Data extract:
· · · · ·

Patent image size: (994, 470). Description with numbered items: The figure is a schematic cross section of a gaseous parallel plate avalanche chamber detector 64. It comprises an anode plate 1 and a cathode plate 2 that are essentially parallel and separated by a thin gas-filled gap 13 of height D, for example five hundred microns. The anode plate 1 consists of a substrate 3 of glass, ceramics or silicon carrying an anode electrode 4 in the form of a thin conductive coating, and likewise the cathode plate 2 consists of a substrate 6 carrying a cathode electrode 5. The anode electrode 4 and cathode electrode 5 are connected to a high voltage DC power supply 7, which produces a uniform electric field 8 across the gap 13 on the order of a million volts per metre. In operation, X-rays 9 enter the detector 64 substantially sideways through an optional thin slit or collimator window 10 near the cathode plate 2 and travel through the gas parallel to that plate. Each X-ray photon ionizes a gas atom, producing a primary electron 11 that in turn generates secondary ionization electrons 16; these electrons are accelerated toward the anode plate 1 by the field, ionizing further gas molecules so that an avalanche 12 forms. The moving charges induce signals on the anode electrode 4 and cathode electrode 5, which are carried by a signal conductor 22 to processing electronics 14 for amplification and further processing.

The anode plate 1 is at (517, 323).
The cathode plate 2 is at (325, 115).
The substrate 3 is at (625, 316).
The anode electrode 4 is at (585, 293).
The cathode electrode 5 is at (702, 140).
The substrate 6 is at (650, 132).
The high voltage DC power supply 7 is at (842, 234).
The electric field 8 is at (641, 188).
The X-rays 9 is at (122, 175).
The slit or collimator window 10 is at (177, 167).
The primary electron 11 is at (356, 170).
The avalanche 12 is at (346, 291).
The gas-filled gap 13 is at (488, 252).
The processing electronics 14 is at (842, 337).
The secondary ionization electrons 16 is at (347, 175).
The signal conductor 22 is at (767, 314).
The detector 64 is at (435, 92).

· · · · ·

Directions: Reproduce all of the data above word for word, line by line.

Response to the exercise:
Patent image size: (994, 470). Description with numbered items: The figure is a schematic cross section of a gaseous parallel plate avalanche chamber detector 64. It comprises an anode plate 1 and a cathode plate 2 that are essentially parallel and separated by a thin gas-filled gap 13 of height D, for example five hundred microns. The anode plate 1 consists of a substrate 3 of glass, ceramics or silicon carrying an anode electrode 4 in the form of a thin conductive coating, and likewise the cathode plate 2 consists of a substrate 6 carrying a cathode electrode 5. The anode electrode 4 and cathode electrode 5 are connected to a high voltage DC power supply 7, which produces a uniform electric field 8 across the gap 13 on the order of a million volts per metre. In operation, X-rays 9 enter the detector 64 substantially sideways through an optional thin slit or collimator window 10 near the cathode plate 2 and travel through the gas parallel to that plate. Each X-ray photon ionizes a gas atom, producing a primary electron 11 that in turn generates secondary ionization electrons 16; these electrons are accelerated toward the anode plate 1 by the field, ionizing further gas molecules so that an avalanche 12 forms. The moving charges induce signals on the anode electrode 4 and cathode electrode 5, which are carried by a signal conductor 22 to processing electronics 14 for amplification and further processing.

The anode plate 1 is at (517, 323).
The cathode plate 2 is at (325, 115).
The substrate 3 is at (625, 316).
The anode electrode 4 is at (585, 293).
The cathode electrode 5 is at (702, 140).
The substrate 6 is at (650, 132).
The high voltage DC power supply 7 is at (842, 234).
The electric field 8 is at (641, 188).
The X-rays 9 is at (122, 175).
The slit or collimator window 10 is at (177, 167).
The primary electron 11 is at (356, 170).
The avalanche 12 is at (346, 291).
The gas-filled gap 13 is at (488, 252).
The processing electronics 14 is at (842, 337).
The secondary ionization electrons 16 is at (347, 175).
The signal conductor 22 is at (767, 314).
The detector 64 is at (435, 92).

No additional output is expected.